==== Dataset extract
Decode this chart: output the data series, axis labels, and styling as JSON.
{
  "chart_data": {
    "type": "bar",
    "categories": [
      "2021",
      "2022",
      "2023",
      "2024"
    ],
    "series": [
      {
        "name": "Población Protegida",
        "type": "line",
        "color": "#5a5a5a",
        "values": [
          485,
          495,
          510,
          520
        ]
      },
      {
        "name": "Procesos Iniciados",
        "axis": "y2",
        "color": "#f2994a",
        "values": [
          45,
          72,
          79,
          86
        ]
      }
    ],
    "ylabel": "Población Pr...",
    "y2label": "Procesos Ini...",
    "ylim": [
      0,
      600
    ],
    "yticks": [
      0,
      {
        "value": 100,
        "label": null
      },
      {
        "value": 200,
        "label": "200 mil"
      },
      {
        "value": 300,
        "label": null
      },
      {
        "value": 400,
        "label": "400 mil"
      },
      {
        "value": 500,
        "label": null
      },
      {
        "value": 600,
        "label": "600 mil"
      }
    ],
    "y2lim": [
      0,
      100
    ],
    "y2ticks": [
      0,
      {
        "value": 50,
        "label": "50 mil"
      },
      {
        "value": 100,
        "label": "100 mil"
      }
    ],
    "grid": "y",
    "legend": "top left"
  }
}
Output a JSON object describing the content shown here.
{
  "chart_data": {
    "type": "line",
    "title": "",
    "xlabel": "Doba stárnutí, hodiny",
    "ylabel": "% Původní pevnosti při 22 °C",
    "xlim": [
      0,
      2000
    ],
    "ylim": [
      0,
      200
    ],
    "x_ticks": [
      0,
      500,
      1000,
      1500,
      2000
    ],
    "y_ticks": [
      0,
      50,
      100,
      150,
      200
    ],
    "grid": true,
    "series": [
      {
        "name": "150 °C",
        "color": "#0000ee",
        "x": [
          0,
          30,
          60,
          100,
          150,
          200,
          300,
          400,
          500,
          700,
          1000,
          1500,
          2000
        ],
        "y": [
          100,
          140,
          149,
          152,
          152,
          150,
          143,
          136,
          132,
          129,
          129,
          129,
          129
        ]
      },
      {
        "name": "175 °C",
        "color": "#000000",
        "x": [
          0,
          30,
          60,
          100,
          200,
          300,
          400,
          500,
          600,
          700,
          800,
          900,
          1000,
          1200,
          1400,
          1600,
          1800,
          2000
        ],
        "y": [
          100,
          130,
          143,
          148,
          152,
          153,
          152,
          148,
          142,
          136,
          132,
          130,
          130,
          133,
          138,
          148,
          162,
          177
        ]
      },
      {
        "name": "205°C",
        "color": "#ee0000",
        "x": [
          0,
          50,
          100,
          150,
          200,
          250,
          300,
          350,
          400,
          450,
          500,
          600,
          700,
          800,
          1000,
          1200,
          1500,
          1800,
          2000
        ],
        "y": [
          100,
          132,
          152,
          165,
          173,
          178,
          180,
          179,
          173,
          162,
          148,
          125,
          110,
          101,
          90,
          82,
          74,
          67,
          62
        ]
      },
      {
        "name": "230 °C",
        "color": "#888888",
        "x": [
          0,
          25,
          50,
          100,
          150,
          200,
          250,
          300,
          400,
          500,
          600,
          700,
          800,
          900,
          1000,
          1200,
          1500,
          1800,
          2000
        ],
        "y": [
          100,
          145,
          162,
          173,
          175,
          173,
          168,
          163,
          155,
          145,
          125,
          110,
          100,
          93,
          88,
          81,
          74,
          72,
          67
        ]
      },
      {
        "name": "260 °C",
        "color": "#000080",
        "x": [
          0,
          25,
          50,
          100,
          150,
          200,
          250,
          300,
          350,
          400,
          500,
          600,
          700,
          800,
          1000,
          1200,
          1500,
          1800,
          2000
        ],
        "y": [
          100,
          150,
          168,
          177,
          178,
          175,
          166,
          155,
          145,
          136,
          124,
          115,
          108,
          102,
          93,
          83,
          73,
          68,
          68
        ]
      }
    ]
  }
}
========
* Task details *
Search the lines above for the string "name" and copy each line that has it.

* Written solution *
        "name": "Población Protegida",
        "name": "Procesos Iniciados",
        "name": "150 °C",
        "name": "175 °C",
        "name": "205°C",
        "name": "230 °C",
        "name": "260 °C",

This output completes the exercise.